TASK DESCRIPTION: Search the records below for the word "text". Pull out each line that has it.

═════ SUPPLIED MATERIAL

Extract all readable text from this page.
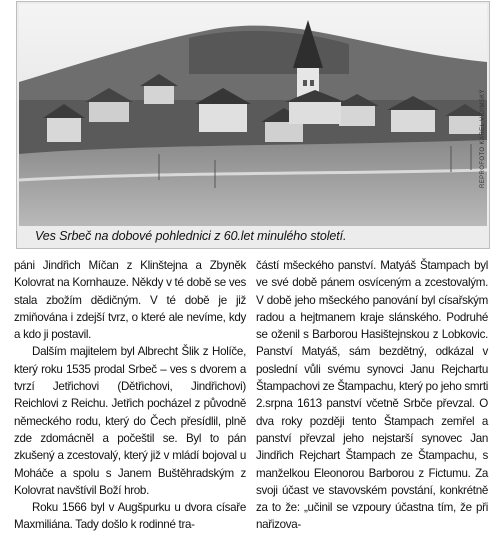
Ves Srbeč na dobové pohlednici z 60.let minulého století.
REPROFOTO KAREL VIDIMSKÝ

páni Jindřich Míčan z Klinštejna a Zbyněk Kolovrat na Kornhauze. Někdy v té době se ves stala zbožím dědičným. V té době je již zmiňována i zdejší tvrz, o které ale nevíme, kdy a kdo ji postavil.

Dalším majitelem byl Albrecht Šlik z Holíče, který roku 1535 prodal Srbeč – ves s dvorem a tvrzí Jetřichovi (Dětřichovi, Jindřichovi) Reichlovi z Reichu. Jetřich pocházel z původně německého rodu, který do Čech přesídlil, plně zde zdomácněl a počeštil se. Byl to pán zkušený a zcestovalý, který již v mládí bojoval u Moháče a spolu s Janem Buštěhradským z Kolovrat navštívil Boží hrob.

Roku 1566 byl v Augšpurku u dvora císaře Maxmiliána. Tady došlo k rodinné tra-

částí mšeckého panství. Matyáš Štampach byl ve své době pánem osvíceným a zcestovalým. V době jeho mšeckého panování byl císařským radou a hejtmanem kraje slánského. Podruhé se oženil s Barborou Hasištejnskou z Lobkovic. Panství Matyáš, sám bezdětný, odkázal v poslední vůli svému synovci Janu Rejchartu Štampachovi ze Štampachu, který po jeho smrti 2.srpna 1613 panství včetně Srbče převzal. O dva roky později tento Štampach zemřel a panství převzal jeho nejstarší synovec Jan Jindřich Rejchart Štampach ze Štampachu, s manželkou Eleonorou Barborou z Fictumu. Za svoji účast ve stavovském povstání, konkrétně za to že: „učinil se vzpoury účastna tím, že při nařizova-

══════════
═════ SUPPLIED MATERIAL

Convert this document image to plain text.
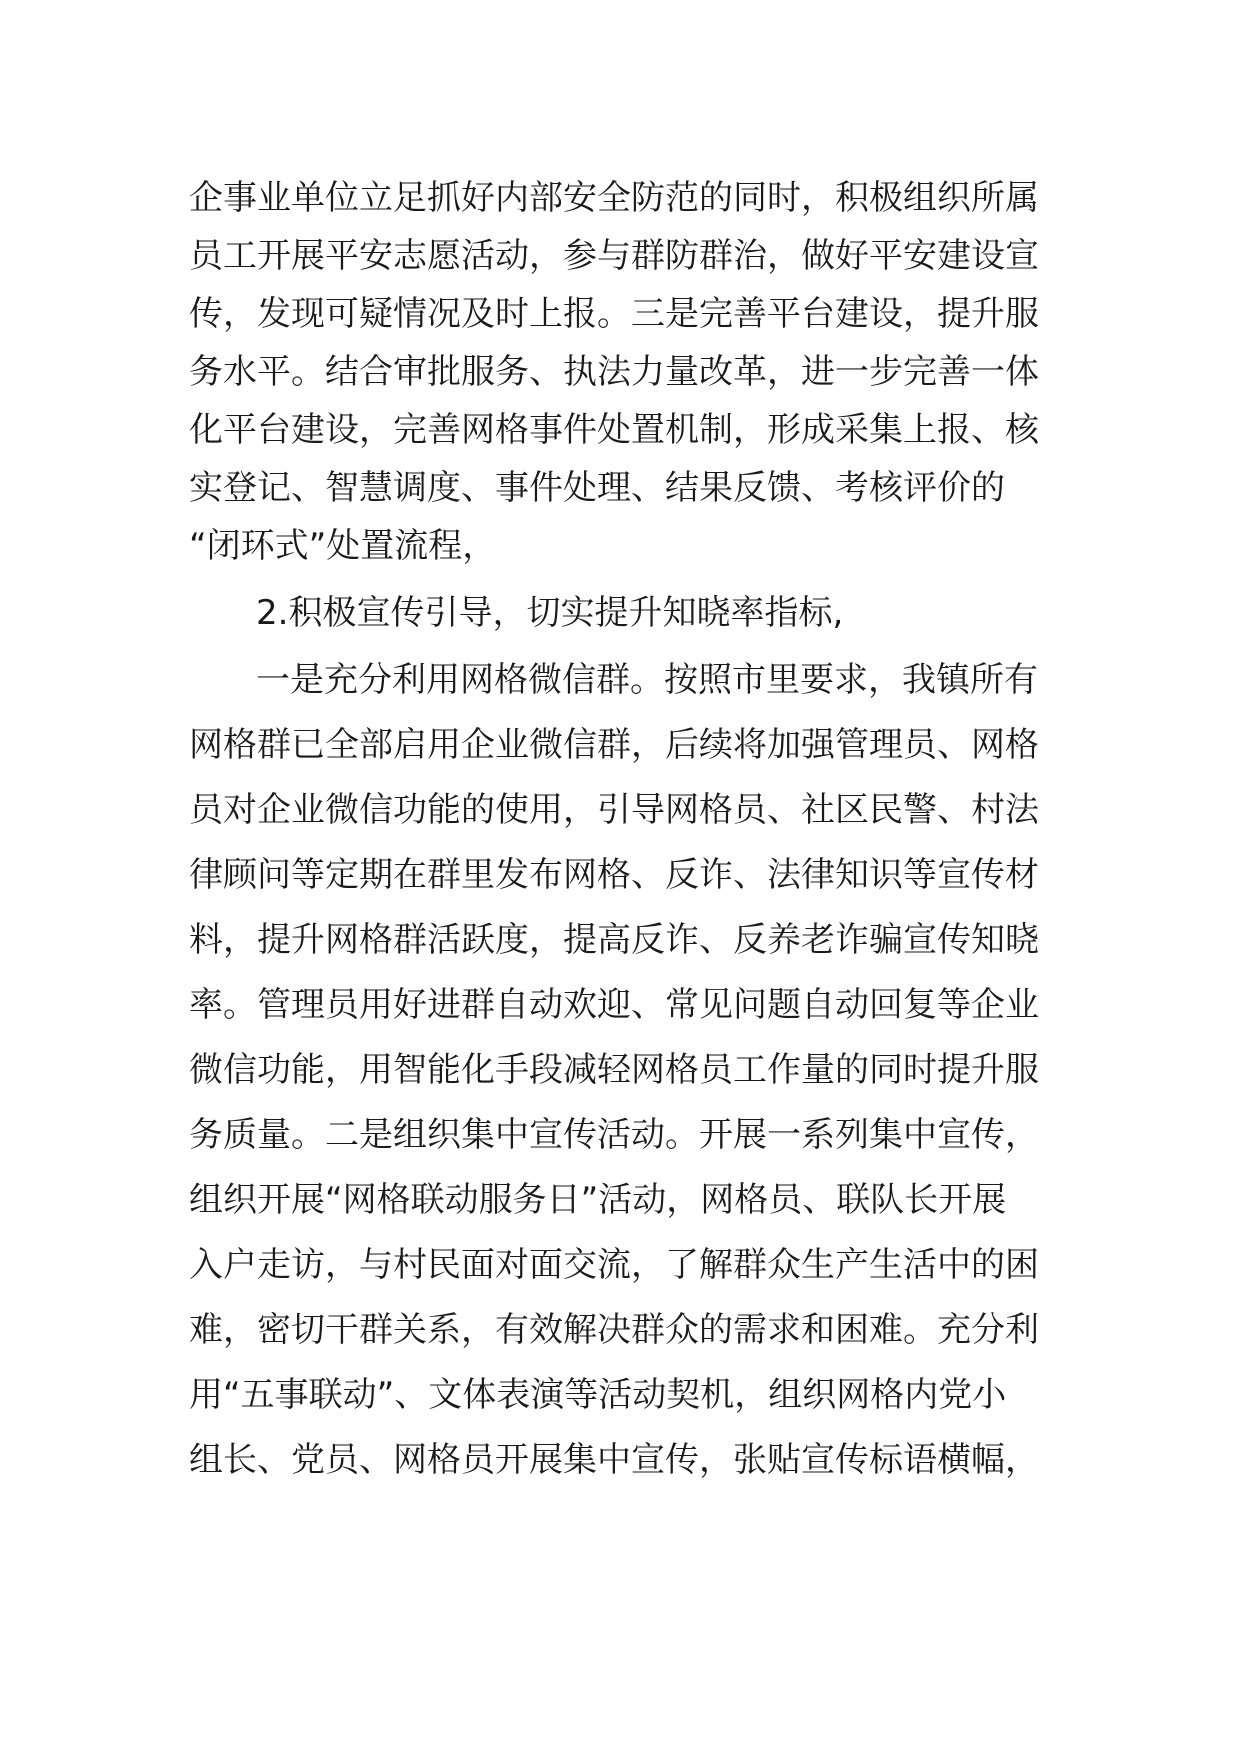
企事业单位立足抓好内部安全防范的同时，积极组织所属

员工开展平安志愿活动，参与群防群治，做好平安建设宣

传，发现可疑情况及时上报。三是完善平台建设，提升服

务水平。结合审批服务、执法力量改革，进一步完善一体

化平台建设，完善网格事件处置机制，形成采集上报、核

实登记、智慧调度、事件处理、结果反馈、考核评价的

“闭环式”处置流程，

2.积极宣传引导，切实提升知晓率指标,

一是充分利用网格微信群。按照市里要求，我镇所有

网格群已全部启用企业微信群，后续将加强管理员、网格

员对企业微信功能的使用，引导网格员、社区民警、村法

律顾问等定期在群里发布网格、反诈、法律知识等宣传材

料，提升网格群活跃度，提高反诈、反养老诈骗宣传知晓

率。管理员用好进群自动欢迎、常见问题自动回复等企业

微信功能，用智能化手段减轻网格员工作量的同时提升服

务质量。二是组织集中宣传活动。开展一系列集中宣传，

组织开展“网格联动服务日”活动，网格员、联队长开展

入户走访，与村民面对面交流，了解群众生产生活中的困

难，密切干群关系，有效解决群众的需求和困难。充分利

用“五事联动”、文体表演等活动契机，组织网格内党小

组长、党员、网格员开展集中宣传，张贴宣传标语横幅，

══════════

ANSWER FOR THIS EXERCISE:
Extract all readable text from this page.
Convert this document image to plain text.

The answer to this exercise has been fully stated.